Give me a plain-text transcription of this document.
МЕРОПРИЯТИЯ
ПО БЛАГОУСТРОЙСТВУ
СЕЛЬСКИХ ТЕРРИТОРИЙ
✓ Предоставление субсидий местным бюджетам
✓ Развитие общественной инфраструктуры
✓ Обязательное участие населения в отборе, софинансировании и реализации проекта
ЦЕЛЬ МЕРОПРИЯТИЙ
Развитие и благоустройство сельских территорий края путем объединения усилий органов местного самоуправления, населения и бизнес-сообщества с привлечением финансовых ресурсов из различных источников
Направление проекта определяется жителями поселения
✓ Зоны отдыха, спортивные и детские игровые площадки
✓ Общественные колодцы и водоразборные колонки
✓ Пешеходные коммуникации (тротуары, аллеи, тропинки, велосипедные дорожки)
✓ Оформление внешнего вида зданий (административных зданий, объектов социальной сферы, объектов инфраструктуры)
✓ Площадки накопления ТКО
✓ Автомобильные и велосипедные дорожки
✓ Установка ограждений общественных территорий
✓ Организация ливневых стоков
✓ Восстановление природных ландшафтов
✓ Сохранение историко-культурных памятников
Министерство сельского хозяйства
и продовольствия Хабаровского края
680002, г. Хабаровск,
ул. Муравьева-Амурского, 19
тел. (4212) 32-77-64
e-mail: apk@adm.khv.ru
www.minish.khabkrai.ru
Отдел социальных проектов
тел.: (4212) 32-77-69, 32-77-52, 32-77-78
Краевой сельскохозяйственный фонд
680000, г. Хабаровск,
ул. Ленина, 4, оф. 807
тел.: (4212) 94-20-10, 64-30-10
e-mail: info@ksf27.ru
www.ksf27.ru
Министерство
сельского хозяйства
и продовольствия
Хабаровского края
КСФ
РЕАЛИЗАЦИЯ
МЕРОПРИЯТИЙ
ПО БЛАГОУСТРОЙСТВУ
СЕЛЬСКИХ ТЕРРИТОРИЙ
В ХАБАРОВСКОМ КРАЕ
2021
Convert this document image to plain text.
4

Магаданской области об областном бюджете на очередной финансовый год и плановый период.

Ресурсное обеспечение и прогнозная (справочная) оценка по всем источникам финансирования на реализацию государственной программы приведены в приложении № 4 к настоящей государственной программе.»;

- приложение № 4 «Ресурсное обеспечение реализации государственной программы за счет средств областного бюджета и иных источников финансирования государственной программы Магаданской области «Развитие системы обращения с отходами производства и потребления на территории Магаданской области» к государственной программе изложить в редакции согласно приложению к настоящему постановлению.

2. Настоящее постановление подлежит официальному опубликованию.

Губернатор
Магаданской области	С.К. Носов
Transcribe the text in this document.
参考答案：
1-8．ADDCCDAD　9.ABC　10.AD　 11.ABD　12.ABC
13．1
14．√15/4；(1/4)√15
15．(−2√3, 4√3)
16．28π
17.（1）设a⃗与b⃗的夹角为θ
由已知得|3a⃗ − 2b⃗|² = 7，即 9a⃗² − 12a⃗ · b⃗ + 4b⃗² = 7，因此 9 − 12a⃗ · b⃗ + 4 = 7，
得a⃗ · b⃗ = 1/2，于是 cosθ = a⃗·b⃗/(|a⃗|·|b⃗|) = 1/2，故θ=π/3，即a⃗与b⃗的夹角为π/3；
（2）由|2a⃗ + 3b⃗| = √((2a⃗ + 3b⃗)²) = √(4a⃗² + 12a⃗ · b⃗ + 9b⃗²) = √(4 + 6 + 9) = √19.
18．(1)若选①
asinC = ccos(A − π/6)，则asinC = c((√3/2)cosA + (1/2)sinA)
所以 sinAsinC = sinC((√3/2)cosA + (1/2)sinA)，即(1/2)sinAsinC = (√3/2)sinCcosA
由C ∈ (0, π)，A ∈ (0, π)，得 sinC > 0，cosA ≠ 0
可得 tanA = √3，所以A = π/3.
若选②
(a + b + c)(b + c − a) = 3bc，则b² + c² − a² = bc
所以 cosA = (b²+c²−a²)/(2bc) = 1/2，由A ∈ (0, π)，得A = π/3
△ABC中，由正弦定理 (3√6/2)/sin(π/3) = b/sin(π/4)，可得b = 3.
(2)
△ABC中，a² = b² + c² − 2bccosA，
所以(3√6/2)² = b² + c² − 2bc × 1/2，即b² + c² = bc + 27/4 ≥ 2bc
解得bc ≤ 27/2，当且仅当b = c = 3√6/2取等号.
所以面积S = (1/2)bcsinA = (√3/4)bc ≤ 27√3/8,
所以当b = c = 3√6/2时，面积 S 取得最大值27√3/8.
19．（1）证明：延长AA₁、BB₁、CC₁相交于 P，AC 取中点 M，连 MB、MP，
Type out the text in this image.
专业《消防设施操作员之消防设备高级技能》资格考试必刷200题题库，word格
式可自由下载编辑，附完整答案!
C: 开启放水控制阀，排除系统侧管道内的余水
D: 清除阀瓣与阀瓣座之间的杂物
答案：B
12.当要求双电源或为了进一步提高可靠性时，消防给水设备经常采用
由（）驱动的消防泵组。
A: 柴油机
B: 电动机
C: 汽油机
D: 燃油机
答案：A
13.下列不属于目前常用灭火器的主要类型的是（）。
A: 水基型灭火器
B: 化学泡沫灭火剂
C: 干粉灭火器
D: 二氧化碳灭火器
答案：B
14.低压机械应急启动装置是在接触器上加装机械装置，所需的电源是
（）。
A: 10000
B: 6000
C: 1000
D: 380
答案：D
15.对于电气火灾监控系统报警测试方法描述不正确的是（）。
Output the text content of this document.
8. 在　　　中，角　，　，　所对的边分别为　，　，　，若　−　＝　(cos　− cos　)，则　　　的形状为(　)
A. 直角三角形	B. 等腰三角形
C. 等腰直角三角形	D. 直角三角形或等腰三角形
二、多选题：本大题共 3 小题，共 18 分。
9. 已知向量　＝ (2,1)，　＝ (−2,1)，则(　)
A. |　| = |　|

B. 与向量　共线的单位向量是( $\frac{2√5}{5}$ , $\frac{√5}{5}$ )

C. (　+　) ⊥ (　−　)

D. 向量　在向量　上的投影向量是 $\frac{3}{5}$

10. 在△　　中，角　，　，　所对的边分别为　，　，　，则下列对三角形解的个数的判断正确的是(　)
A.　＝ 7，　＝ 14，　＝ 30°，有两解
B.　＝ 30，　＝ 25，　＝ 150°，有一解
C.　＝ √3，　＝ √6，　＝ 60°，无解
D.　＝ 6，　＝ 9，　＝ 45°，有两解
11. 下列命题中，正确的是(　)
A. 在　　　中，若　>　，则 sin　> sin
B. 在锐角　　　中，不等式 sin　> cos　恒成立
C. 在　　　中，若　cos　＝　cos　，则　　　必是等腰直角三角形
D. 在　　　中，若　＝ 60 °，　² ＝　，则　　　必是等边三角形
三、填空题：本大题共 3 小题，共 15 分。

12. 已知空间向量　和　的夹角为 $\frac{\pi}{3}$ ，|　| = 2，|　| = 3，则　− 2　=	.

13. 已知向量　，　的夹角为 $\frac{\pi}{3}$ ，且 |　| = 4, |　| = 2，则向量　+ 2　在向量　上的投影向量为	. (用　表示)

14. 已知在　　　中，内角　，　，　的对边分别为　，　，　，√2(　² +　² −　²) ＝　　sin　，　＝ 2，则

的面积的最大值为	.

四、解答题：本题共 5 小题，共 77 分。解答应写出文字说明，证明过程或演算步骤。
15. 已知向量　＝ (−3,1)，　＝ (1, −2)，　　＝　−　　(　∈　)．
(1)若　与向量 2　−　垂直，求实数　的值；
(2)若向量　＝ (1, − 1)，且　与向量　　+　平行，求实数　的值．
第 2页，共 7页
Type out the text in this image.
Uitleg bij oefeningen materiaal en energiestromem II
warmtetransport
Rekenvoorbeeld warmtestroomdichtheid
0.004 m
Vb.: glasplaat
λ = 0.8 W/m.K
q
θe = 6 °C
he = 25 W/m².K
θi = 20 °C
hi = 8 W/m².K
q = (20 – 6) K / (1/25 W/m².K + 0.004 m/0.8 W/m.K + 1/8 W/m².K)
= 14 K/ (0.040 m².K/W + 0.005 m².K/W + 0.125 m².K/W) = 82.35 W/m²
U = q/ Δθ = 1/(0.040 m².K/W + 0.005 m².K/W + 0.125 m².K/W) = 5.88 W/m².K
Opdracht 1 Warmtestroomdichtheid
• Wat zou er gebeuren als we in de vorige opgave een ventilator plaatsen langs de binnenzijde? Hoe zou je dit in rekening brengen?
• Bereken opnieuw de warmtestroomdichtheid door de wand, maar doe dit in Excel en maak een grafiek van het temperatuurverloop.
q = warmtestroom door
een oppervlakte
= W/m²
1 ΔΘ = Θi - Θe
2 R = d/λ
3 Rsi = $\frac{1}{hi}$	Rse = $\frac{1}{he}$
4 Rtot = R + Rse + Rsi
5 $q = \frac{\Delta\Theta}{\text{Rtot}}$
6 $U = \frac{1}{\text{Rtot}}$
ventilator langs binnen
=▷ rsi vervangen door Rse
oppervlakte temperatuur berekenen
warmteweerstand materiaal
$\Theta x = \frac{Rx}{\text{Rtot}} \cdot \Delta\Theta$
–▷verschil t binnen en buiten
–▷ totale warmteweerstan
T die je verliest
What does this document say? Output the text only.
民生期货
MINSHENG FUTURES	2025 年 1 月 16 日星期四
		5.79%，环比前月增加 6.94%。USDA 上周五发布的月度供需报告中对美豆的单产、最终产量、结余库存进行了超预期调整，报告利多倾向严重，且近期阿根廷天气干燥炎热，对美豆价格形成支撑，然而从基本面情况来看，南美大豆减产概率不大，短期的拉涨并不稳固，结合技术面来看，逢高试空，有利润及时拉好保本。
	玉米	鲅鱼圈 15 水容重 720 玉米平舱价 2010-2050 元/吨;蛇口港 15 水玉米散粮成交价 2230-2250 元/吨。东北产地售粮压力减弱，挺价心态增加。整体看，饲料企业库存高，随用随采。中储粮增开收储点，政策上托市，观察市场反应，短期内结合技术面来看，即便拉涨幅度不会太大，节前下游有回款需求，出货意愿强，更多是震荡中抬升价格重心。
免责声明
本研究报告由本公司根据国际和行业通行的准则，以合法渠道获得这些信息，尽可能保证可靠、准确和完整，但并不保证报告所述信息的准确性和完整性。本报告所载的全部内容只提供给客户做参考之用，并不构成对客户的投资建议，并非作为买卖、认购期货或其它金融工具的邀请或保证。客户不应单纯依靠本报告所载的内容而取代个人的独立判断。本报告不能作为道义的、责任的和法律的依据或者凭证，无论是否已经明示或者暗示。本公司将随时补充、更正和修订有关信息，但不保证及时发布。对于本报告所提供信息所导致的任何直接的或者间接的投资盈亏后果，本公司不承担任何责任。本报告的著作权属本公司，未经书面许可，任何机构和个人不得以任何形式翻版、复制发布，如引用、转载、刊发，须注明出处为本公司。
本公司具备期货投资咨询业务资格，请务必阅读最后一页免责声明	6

#### PROBLEM TO WORK ON
Extract every line from the one with "What does this" down to the final line above, both included, exactly as written.

#### EXPECTED OUTPUT
What does this document say? Output the text only.
民生期货
MINSHENG FUTURES	2025 年 1 月 16 日星期四
		5.79%，环比前月增加 6.94%。USDA 上周五发布的月度供需报告中对美豆的单产、最终产量、结余库存进行了超预期调整，报告利多倾向严重，且近期阿根廷天气干燥炎热，对美豆价格形成支撑，然而从基本面情况来看，南美大豆减产概率不大，短期的拉涨并不稳固，结合技术面来看，逢高试空，有利润及时拉好保本。
	玉米	鲅鱼圈 15 水容重 720 玉米平舱价 2010-2050 元/吨;蛇口港 15 水玉米散粮成交价 2230-2250 元/吨。东北产地售粮压力减弱，挺价心态增加。整体看，饲料企业库存高，随用随采。中储粮增开收储点，政策上托市，观察市场反应，短期内结合技术面来看，即便拉涨幅度不会太大，节前下游有回款需求，出货意愿强，更多是震荡中抬升价格重心。
免责声明
本研究报告由本公司根据国际和行业通行的准则，以合法渠道获得这些信息，尽可能保证可靠、准确和完整，但并不保证报告所述信息的准确性和完整性。本报告所载的全部内容只提供给客户做参考之用，并不构成对客户的投资建议，并非作为买卖、认购期货或其它金融工具的邀请或保证。客户不应单纯依靠本报告所载的内容而取代个人的独立判断。本报告不能作为道义的、责任的和法律的依据或者凭证，无论是否已经明示或者暗示。本公司将随时补充、更正和修订有关信息，但不保证及时发布。对于本报告所提供信息所导致的任何直接的或者间接的投资盈亏后果，本公司不承担任何责任。本报告的著作权属本公司，未经书面许可，任何机构和个人不得以任何形式翻版、复制发布，如引用、转载、刊发，须注明出处为本公司。
本公司具备期货投资咨询业务资格，请务必阅读最后一页免责声明	6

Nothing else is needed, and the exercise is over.